Written exercise: Wherever a line in the data below holds "labels", copy that line.

Data for the task:
◆ ◆ ◆ ◆ ◆

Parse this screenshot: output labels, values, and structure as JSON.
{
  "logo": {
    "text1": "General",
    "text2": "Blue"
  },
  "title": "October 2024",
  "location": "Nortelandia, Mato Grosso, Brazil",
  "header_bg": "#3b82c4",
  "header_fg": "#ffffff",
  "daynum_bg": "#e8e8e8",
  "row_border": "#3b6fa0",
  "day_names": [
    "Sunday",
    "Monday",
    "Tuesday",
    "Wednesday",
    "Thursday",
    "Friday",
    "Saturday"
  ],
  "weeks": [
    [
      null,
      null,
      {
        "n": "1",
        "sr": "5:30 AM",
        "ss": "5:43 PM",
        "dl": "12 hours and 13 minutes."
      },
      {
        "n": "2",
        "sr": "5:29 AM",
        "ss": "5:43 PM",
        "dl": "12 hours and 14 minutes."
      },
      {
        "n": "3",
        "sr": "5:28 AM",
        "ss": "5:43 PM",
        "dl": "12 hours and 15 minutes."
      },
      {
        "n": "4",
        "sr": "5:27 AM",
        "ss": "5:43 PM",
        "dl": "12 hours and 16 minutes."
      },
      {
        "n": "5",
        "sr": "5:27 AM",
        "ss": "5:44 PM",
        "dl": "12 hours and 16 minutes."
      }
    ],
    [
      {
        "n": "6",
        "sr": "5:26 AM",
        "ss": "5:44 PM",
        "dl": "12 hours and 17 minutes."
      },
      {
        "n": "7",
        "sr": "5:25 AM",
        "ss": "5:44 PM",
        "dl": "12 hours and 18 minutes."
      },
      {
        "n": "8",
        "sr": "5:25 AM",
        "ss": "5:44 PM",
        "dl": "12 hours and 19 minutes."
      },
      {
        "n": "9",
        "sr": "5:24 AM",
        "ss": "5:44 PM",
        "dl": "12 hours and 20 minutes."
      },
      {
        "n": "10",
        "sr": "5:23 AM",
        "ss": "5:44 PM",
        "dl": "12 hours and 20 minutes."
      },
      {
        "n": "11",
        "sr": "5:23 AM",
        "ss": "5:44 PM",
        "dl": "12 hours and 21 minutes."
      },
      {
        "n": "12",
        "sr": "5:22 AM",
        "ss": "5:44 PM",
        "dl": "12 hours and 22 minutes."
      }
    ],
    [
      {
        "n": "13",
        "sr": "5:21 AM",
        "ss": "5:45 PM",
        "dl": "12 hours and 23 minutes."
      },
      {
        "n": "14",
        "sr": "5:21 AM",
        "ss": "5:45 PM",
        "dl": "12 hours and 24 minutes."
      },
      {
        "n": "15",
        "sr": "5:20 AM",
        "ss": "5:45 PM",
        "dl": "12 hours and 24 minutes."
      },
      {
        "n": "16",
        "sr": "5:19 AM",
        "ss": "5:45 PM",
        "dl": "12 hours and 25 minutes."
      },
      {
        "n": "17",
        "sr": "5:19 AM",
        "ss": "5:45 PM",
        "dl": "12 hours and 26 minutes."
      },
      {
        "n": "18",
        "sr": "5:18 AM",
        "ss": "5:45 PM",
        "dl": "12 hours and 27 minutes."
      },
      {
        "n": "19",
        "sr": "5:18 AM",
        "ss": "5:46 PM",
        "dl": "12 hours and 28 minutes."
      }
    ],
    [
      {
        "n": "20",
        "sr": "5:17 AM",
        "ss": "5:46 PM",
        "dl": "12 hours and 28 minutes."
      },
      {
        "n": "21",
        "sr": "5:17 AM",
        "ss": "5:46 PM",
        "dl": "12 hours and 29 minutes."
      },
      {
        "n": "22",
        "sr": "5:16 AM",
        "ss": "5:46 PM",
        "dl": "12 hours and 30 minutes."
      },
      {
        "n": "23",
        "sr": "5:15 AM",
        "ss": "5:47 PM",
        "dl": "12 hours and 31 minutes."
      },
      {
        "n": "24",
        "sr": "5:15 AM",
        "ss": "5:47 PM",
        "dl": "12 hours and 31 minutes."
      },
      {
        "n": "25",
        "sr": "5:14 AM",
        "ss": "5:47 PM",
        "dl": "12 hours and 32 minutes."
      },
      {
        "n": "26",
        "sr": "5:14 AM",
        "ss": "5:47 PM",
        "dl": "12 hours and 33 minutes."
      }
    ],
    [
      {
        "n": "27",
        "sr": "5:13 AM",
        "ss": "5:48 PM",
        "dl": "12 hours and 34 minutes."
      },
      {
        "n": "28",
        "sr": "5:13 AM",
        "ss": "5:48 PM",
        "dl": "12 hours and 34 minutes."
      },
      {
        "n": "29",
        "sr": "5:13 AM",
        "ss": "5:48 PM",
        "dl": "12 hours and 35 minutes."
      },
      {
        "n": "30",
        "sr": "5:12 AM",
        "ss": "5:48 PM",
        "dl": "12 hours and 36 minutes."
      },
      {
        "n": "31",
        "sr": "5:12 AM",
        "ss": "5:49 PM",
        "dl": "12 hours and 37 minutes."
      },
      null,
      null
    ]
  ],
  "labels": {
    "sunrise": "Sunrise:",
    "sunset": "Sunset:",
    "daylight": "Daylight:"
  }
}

◆ ◆ ◆ ◆ ◆

Answer to this task:
Parse this screenshot: output labels, values, and structure as JSON.
  "labels": {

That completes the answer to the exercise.